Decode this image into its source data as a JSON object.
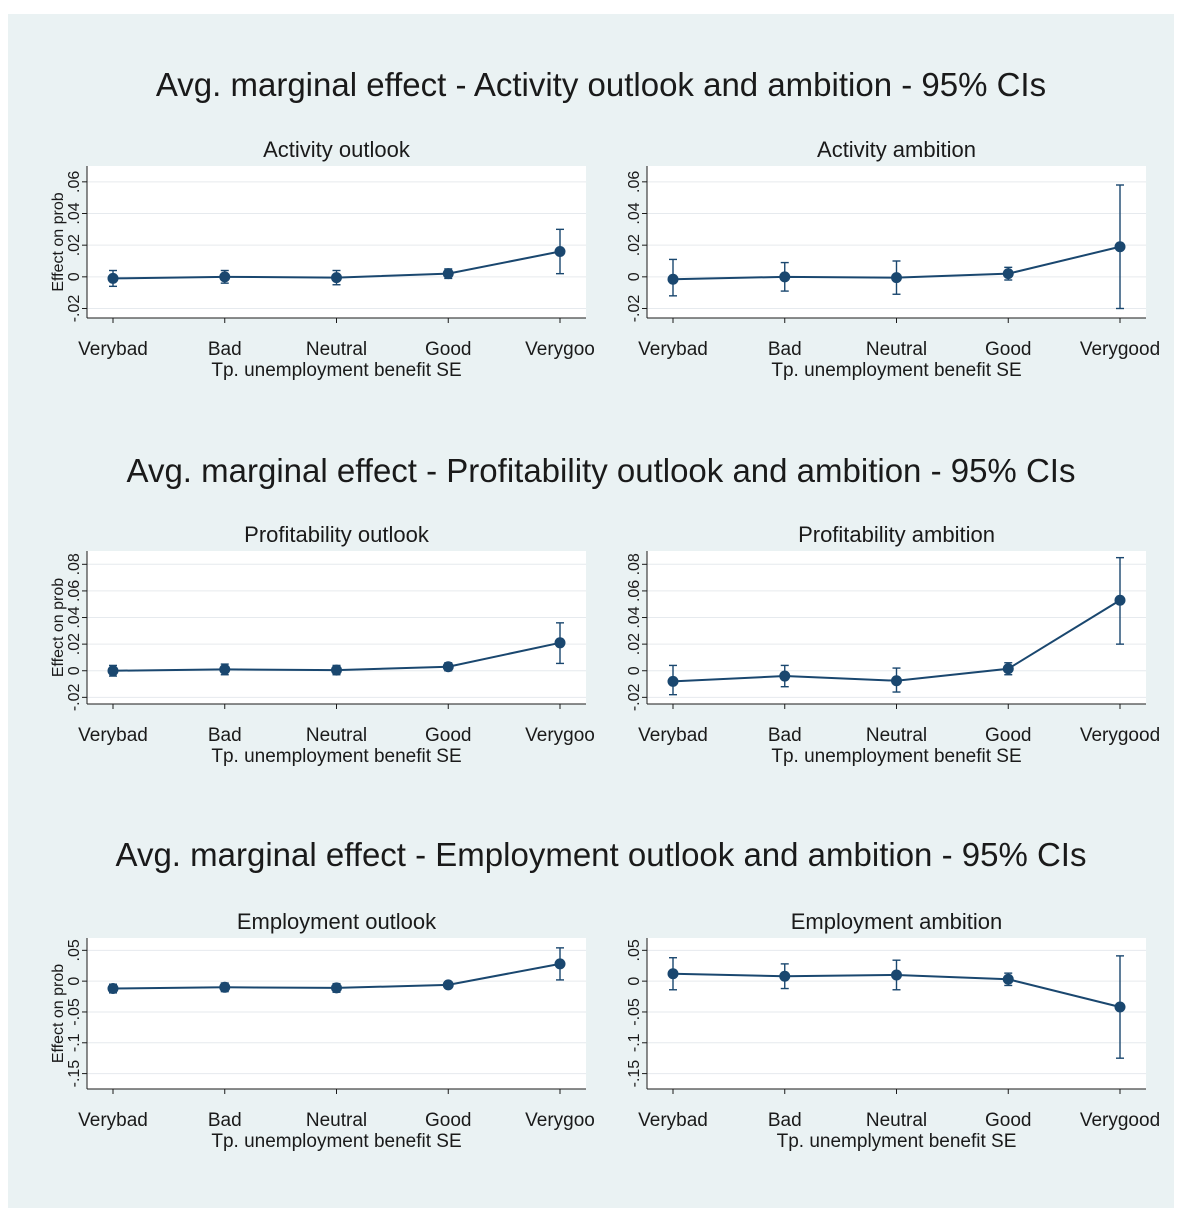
{
  "colors": {
    "figure_bg": "#eaf2f3",
    "plot_bg": "#ffffff",
    "series": "#1a476f",
    "grid": "#e6eaee",
    "text": "#1a1a1a"
  },
  "group_titles": [
    "Avg. marginal effect - Activity outlook and ambition - 95% CIs",
    "Avg. marginal effect - Profitability outlook and ambition - 95% CIs",
    "Avg. marginal effect - Employment outlook and ambition - 95% CIs"
  ],
  "chart_data": [
    {
      "type": "line",
      "title": "Activity outlook",
      "xlabel": "Tp. unemployment benefit SE",
      "ylabel": "Effect on prob",
      "categories": [
        "Verybad",
        "Bad",
        "Neutral",
        "Good",
        "Verygood"
      ],
      "category_labels": [
        "Verybad",
        "Bad",
        "Neutral",
        "Good",
        "Verygoo"
      ],
      "y_tick_labels": [
        "-.02",
        "0",
        ".02",
        ".04",
        ".06"
      ],
      "series": [
        {
          "values": [
            -0.001,
            0.0,
            -0.0005,
            0.002,
            0.016
          ],
          "ci_low": [
            -0.006,
            -0.004,
            -0.005,
            -0.001,
            0.002
          ],
          "ci_high": [
            0.004,
            0.004,
            0.004,
            0.005,
            0.03
          ]
        }
      ],
      "ylim": [
        -0.026,
        0.07
      ],
      "grid": true,
      "error_bars": "95% CI"
    },
    {
      "type": "line",
      "title": "Activity ambition",
      "xlabel": "Tp. unemployment benefit SE",
      "ylabel": "",
      "categories": [
        "Verybad",
        "Bad",
        "Neutral",
        "Good",
        "Verygood"
      ],
      "category_labels": [
        "Verybad",
        "Bad",
        "Neutral",
        "Good",
        "Verygood"
      ],
      "y_tick_labels": [
        "-.02",
        "0",
        ".02",
        ".04",
        ".06"
      ],
      "series": [
        {
          "values": [
            -0.0015,
            0.0,
            -0.0005,
            0.002,
            0.019
          ],
          "ci_low": [
            -0.012,
            -0.009,
            -0.011,
            -0.002,
            -0.02
          ],
          "ci_high": [
            0.011,
            0.009,
            0.01,
            0.006,
            0.058
          ]
        }
      ],
      "ylim": [
        -0.026,
        0.07
      ],
      "grid": true,
      "error_bars": "95% CI"
    },
    {
      "type": "line",
      "title": "Profitability outlook",
      "xlabel": "Tp. unemployment benefit SE",
      "ylabel": "Effect on prob",
      "categories": [
        "Verybad",
        "Bad",
        "Neutral",
        "Good",
        "Verygood"
      ],
      "category_labels": [
        "Verybad",
        "Bad",
        "Neutral",
        "Good",
        "Verygoo"
      ],
      "y_tick_labels": [
        "-.02",
        "0",
        ".02",
        ".04",
        ".06",
        ".08"
      ],
      "series": [
        {
          "values": [
            0.0,
            0.001,
            0.0005,
            0.003,
            0.021
          ],
          "ci_low": [
            -0.004,
            -0.003,
            -0.003,
            0.0,
            0.0055
          ],
          "ci_high": [
            0.004,
            0.005,
            0.004,
            0.006,
            0.036
          ]
        }
      ],
      "ylim": [
        -0.025,
        0.09
      ],
      "grid": true,
      "error_bars": "95% CI"
    },
    {
      "type": "line",
      "title": "Profitability ambition",
      "xlabel": "Tp. unemployment benefit SE",
      "ylabel": "",
      "categories": [
        "Verybad",
        "Bad",
        "Neutral",
        "Good",
        "Verygood"
      ],
      "category_labels": [
        "Verybad",
        "Bad",
        "Neutral",
        "Good",
        "Verygood"
      ],
      "y_tick_labels": [
        "-.02",
        "0",
        ".02",
        ".04",
        ".06",
        ".08"
      ],
      "series": [
        {
          "values": [
            -0.008,
            -0.004,
            -0.0075,
            0.0015,
            0.053
          ],
          "ci_low": [
            -0.018,
            -0.012,
            -0.016,
            -0.003,
            0.02
          ],
          "ci_high": [
            0.004,
            0.004,
            0.002,
            0.006,
            0.085
          ]
        }
      ],
      "ylim": [
        -0.025,
        0.09
      ],
      "grid": true,
      "error_bars": "95% CI"
    },
    {
      "type": "line",
      "title": "Employment outlook",
      "xlabel": "Tp. unemployment benefit SE",
      "ylabel": "Effect on prob",
      "categories": [
        "Verybad",
        "Bad",
        "Neutral",
        "Good",
        "Verygood"
      ],
      "category_labels": [
        "Verybad",
        "Bad",
        "Neutral",
        "Good",
        "Verygoo"
      ],
      "y_tick_labels": [
        "-.15",
        "-.1",
        "-.05",
        "0",
        ".05"
      ],
      "series": [
        {
          "values": [
            -0.012,
            -0.01,
            -0.011,
            -0.006,
            0.028
          ],
          "ci_low": [
            -0.019,
            -0.017,
            -0.018,
            -0.011,
            0.002
          ],
          "ci_high": [
            -0.005,
            -0.003,
            -0.004,
            -0.001,
            0.054
          ]
        }
      ],
      "ylim": [
        -0.175,
        0.07
      ],
      "grid": true,
      "error_bars": "95% CI"
    },
    {
      "type": "line",
      "title": "Employment ambition",
      "xlabel": "Tp. unemplyment benefit SE",
      "ylabel": "",
      "categories": [
        "Verybad",
        "Bad",
        "Neutral",
        "Good",
        "Verygood"
      ],
      "category_labels": [
        "Verybad",
        "Bad",
        "Neutral",
        "Good",
        "Verygood"
      ],
      "y_tick_labels": [
        "-.15",
        "-.1",
        "-.05",
        "0",
        ".05"
      ],
      "series": [
        {
          "values": [
            0.012,
            0.008,
            0.01,
            0.003,
            -0.042
          ],
          "ci_low": [
            -0.014,
            -0.012,
            -0.014,
            -0.007,
            -0.125
          ],
          "ci_high": [
            0.038,
            0.028,
            0.034,
            0.013,
            0.041
          ]
        }
      ],
      "ylim": [
        -0.175,
        0.07
      ],
      "grid": true,
      "error_bars": "95% CI"
    }
  ]
}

--

# OBJECTIVE
Transcribe the complete set of entries verbatim. No pictures belong in the copy.

# SOLUTION TO THE PROBLEM
Decode this image into its source data as a JSON object.
{
  "colors": {
    "figure_bg": "#eaf2f3",
    "plot_bg": "#ffffff",
    "series": "#1a476f",
    "grid": "#e6eaee",
    "text": "#1a1a1a"
  },
  "group_titles": [
    "Avg. marginal effect - Activity outlook and ambition - 95% CIs",
    "Avg. marginal effect - Profitability outlook and ambition - 95% CIs",
    "Avg. marginal effect - Employment outlook and ambition - 95% CIs"
  ],
  "chart_data": [
    {
      "type": "line",
      "title": "Activity outlook",
      "xlabel": "Tp. unemployment benefit SE",
      "ylabel": "Effect on prob",
      "categories": [
        "Verybad",
        "Bad",
        "Neutral",
        "Good",
        "Verygood"
      ],
      "category_labels": [
        "Verybad",
        "Bad",
        "Neutral",
        "Good",
        "Verygoo"
      ],
      "y_tick_labels": [
        "-.02",
        "0",
        ".02",
        ".04",
        ".06"
      ],
      "series": [
        {
          "values": [
            -0.001,
            0.0,
            -0.0005,
            0.002,
            0.016
          ],
          "ci_low": [
            -0.006,
            -0.004,
            -0.005,
            -0.001,
            0.002
          ],
          "ci_high": [
            0.004,
            0.004,
            0.004,
            0.005,
            0.03
          ]
        }
      ],
      "ylim": [
        -0.026,
        0.07
      ],
      "grid": true,
      "error_bars": "95% CI"
    },
    {
      "type": "line",
      "title": "Activity ambition",
      "xlabel": "Tp. unemployment benefit SE",
      "ylabel": "",
      "categories": [
        "Verybad",
        "Bad",
        "Neutral",
        "Good",
        "Verygood"
      ],
      "category_labels": [
        "Verybad",
        "Bad",
        "Neutral",
        "Good",
        "Verygood"
      ],
      "y_tick_labels": [
        "-.02",
        "0",
        ".02",
        ".04",
        ".06"
      ],
      "series": [
        {
          "values": [
            -0.0015,
            0.0,
            -0.0005,
            0.002,
            0.019
          ],
          "ci_low": [
            -0.012,
            -0.009,
            -0.011,
            -0.002,
            -0.02
          ],
          "ci_high": [
            0.011,
            0.009,
            0.01,
            0.006,
            0.058
          ]
        }
      ],
      "ylim": [
        -0.026,
        0.07
      ],
      "grid": true,
      "error_bars": "95% CI"
    },
    {
      "type": "line",
      "title": "Profitability outlook",
      "xlabel": "Tp. unemployment benefit SE",
      "ylabel": "Effect on prob",
      "categories": [
        "Verybad",
        "Bad",
        "Neutral",
        "Good",
        "Verygood"
      ],
      "category_labels": [
        "Verybad",
        "Bad",
        "Neutral",
        "Good",
        "Verygoo"
      ],
      "y_tick_labels": [
        "-.02",
        "0",
        ".02",
        ".04",
        ".06",
        ".08"
      ],
      "series": [
        {
          "values": [
            0.0,
            0.001,
            0.0005,
            0.003,
            0.021
          ],
          "ci_low": [
            -0.004,
            -0.003,
            -0.003,
            0.0,
            0.0055
          ],
          "ci_high": [
            0.004,
            0.005,
            0.004,
            0.006,
            0.036
          ]
        }
      ],
      "ylim": [
        -0.025,
        0.09
      ],
      "grid": true,
      "error_bars": "95% CI"
    },
    {
      "type": "line",
      "title": "Profitability ambition",
      "xlabel": "Tp. unemployment benefit SE",
      "ylabel": "",
      "categories": [
        "Verybad",
        "Bad",
        "Neutral",
        "Good",
        "Verygood"
      ],
      "category_labels": [
        "Verybad",
        "Bad",
        "Neutral",
        "Good",
        "Verygood"
      ],
      "y_tick_labels": [
        "-.02",
        "0",
        ".02",
        ".04",
        ".06",
        ".08"
      ],
      "series": [
        {
          "values": [
            -0.008,
            -0.004,
            -0.0075,
            0.0015,
            0.053
          ],
          "ci_low": [
            -0.018,
            -0.012,
            -0.016,
            -0.003,
            0.02
          ],
          "ci_high": [
            0.004,
            0.004,
            0.002,
            0.006,
            0.085
          ]
        }
      ],
      "ylim": [
        -0.025,
        0.09
      ],
      "grid": true,
      "error_bars": "95% CI"
    },
    {
      "type": "line",
      "title": "Employment outlook",
      "xlabel": "Tp. unemployment benefit SE",
      "ylabel": "Effect on prob",
      "categories": [
        "Verybad",
        "Bad",
        "Neutral",
        "Good",
        "Verygood"
      ],
      "category_labels": [
        "Verybad",
        "Bad",
        "Neutral",
        "Good",
        "Verygoo"
      ],
      "y_tick_labels": [
        "-.15",
        "-.1",
        "-.05",
        "0",
        ".05"
      ],
      "series": [
        {
          "values": [
            -0.012,
            -0.01,
            -0.011,
            -0.006,
            0.028
          ],
          "ci_low": [
            -0.019,
            -0.017,
            -0.018,
            -0.011,
            0.002
          ],
          "ci_high": [
            -0.005,
            -0.003,
            -0.004,
            -0.001,
            0.054
          ]
        }
      ],
      "ylim": [
        -0.175,
        0.07
      ],
      "grid": true,
      "error_bars": "95% CI"
    },
    {
      "type": "line",
      "title": "Employment ambition",
      "xlabel": "Tp. unemplyment benefit SE",
      "ylabel": "",
      "categories": [
        "Verybad",
        "Bad",
        "Neutral",
        "Good",
        "Verygood"
      ],
      "category_labels": [
        "Verybad",
        "Bad",
        "Neutral",
        "Good",
        "Verygood"
      ],
      "y_tick_labels": [
        "-.15",
        "-.1",
        "-.05",
        "0",
        ".05"
      ],
      "series": [
        {
          "values": [
            0.012,
            0.008,
            0.01,
            0.003,
            -0.042
          ],
          "ci_low": [
            -0.014,
            -0.012,
            -0.014,
            -0.007,
            -0.125
          ],
          "ci_high": [
            0.038,
            0.028,
            0.034,
            0.013,
            0.041
          ]
        }
      ],
      "ylim": [
        -0.175,
        0.07
      ],
      "grid": true,
      "error_bars": "95% CI"
    }
  ]
}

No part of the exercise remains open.